Written instruction: Return, word for word, every line that follows.

Record set:
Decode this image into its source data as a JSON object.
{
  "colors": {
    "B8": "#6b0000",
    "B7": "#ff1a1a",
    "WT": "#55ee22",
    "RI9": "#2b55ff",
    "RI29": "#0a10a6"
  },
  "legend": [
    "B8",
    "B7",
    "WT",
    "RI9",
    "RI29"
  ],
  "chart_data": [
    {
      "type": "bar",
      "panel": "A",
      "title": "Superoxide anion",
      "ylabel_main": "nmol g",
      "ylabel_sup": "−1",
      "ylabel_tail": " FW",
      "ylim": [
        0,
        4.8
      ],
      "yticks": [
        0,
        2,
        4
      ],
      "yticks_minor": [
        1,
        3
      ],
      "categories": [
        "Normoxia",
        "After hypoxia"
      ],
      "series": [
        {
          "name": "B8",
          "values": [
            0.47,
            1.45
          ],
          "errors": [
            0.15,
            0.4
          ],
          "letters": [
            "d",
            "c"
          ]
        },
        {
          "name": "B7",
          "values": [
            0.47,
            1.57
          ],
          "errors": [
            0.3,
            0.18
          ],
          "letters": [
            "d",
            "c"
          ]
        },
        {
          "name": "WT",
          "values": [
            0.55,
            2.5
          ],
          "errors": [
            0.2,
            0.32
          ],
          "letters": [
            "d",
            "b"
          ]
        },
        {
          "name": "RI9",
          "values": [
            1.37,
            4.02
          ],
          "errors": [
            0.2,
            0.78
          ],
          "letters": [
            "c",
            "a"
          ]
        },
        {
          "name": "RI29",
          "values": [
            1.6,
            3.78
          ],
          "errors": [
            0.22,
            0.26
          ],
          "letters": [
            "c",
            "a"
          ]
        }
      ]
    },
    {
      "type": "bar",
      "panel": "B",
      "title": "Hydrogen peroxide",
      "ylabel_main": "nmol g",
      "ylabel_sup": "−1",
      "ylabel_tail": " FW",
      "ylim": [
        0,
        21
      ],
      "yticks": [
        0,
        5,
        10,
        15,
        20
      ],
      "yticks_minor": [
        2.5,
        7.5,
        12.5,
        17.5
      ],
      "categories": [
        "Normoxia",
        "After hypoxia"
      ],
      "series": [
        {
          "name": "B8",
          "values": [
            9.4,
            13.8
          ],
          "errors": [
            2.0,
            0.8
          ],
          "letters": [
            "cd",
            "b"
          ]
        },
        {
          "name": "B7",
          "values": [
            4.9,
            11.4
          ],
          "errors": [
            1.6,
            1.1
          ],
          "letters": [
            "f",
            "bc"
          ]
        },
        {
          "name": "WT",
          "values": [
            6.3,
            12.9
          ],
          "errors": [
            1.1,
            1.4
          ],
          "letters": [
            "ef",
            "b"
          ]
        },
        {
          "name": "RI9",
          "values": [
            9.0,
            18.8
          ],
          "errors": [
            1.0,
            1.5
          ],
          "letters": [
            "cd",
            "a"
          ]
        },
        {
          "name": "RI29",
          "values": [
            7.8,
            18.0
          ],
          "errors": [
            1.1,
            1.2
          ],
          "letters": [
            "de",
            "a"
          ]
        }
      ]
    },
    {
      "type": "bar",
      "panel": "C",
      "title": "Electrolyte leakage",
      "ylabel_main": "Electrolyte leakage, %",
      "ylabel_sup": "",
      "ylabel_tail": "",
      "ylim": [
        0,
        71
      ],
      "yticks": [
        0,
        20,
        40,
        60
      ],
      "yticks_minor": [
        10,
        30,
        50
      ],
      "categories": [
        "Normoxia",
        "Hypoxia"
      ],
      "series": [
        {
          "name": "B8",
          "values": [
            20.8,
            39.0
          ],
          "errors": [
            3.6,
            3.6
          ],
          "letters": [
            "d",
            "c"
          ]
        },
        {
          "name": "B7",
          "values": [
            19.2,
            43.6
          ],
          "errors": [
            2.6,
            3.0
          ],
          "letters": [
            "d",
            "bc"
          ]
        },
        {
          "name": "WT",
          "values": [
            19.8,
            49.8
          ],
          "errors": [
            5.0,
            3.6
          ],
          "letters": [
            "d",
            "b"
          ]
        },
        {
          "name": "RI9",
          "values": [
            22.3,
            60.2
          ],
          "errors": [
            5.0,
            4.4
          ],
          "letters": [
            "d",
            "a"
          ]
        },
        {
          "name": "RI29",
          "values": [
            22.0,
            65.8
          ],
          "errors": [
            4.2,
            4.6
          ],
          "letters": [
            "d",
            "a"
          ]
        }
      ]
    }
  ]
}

Solution for this exercise:
Decode this image into its source data as a JSON object.
{
  "colors": {
    "B8": "#6b0000",
    "B7": "#ff1a1a",
    "WT": "#55ee22",
    "RI9": "#2b55ff",
    "RI29": "#0a10a6"
  },
  "legend": [
    "B8",
    "B7",
    "WT",
    "RI9",
    "RI29"
  ],
  "chart_data": [
    {
      "type": "bar",
      "panel": "A",
      "title": "Superoxide anion",
      "ylabel_main": "nmol g",
      "ylabel_sup": "−1",
      "ylabel_tail": " FW",
      "ylim": [
        0,
        4.8
      ],
      "yticks": [
        0,
        2,
        4
      ],
      "yticks_minor": [
        1,
        3
      ],
      "categories": [
        "Normoxia",
        "After hypoxia"
      ],
      "series": [
        {
          "name": "B8",
          "values": [
            0.47,
            1.45
          ],
          "errors": [
            0.15,
            0.4
          ],
          "letters": [
            "d",
            "c"
          ]
        },
        {
          "name": "B7",
          "values": [
            0.47,
            1.57
          ],
          "errors": [
            0.3,
            0.18
          ],
          "letters": [
            "d",
            "c"
          ]
        },
        {
          "name": "WT",
          "values": [
            0.55,
            2.5
          ],
          "errors": [
            0.2,
            0.32
          ],
          "letters": [
            "d",
            "b"
          ]
        },
        {
          "name": "RI9",
          "values": [
            1.37,
            4.02
          ],
          "errors": [
            0.2,
            0.78
          ],
          "letters": [
            "c",
            "a"
          ]
        },
        {
          "name": "RI29",
          "values": [
            1.6,
            3.78
          ],
          "errors": [
            0.22,
            0.26
          ],
          "letters": [
            "c",
            "a"
          ]
        }
      ]
    },
    {
      "type": "bar",
      "panel": "B",
      "title": "Hydrogen peroxide",
      "ylabel_main": "nmol g",
      "ylabel_sup": "−1",
      "ylabel_tail": " FW",
      "ylim": [
        0,
        21
      ],
      "yticks": [
        0,
        5,
        10,
        15,
        20
      ],
      "yticks_minor": [
        2.5,
        7.5,
        12.5,
        17.5
      ],
      "categories": [
        "Normoxia",
        "After hypoxia"
      ],
      "series": [
        {
          "name": "B8",
          "values": [
            9.4,
            13.8
          ],
          "errors": [
            2.0,
            0.8
          ],
          "letters": [
            "cd",
            "b"
          ]
        },
        {
          "name": "B7",
          "values": [
            4.9,
            11.4
          ],
          "errors": [
            1.6,
            1.1
          ],
          "letters": [
            "f",
            "bc"
          ]
        },
        {
          "name": "WT",
          "values": [
            6.3,
            12.9
          ],
          "errors": [
            1.1,
            1.4
          ],
          "letters": [
            "ef",
            "b"
          ]
        },
        {
          "name": "RI9",
          "values": [
            9.0,
            18.8
          ],
          "errors": [
            1.0,
            1.5
          ],
          "letters": [
            "cd",
            "a"
          ]
        },
        {
          "name": "RI29",
          "values": [
            7.8,
            18.0
          ],
          "errors": [
            1.1,
            1.2
          ],
          "letters": [
            "de",
            "a"
          ]
        }
      ]
    },
    {
      "type": "bar",
      "panel": "C",
      "title": "Electrolyte leakage",
      "ylabel_main": "Electrolyte leakage, %",
      "ylabel_sup": "",
      "ylabel_tail": "",
      "ylim": [
        0,
        71
      ],
      "yticks": [
        0,
        20,
        40,
        60
      ],
      "yticks_minor": [
        10,
        30,
        50
      ],
      "categories": [
        "Normoxia",
        "Hypoxia"
      ],
      "series": [
        {
          "name": "B8",
          "values": [
            20.8,
            39.0
          ],
          "errors": [
            3.6,
            3.6
          ],
          "letters": [
            "d",
            "c"
          ]
        },
        {
          "name": "B7",
          "values": [
            19.2,
            43.6
          ],
          "errors": [
            2.6,
            3.0
          ],
          "letters": [
            "d",
            "bc"
          ]
        },
        {
          "name": "WT",
          "values": [
            19.8,
            49.8
          ],
          "errors": [
            5.0,
            3.6
          ],
          "letters": [
            "d",
            "b"
          ]
        },
        {
          "name": "RI9",
          "values": [
            22.3,
            60.2
          ],
          "errors": [
            5.0,
            4.4
          ],
          "letters": [
            "d",
            "a"
          ]
        },
        {
          "name": "RI29",
          "values": [
            22.0,
            65.8
          ],
          "errors": [
            4.2,
            4.6
          ],
          "letters": [
            "d",
            "a"
          ]
        }
      ]
    }
  ]
}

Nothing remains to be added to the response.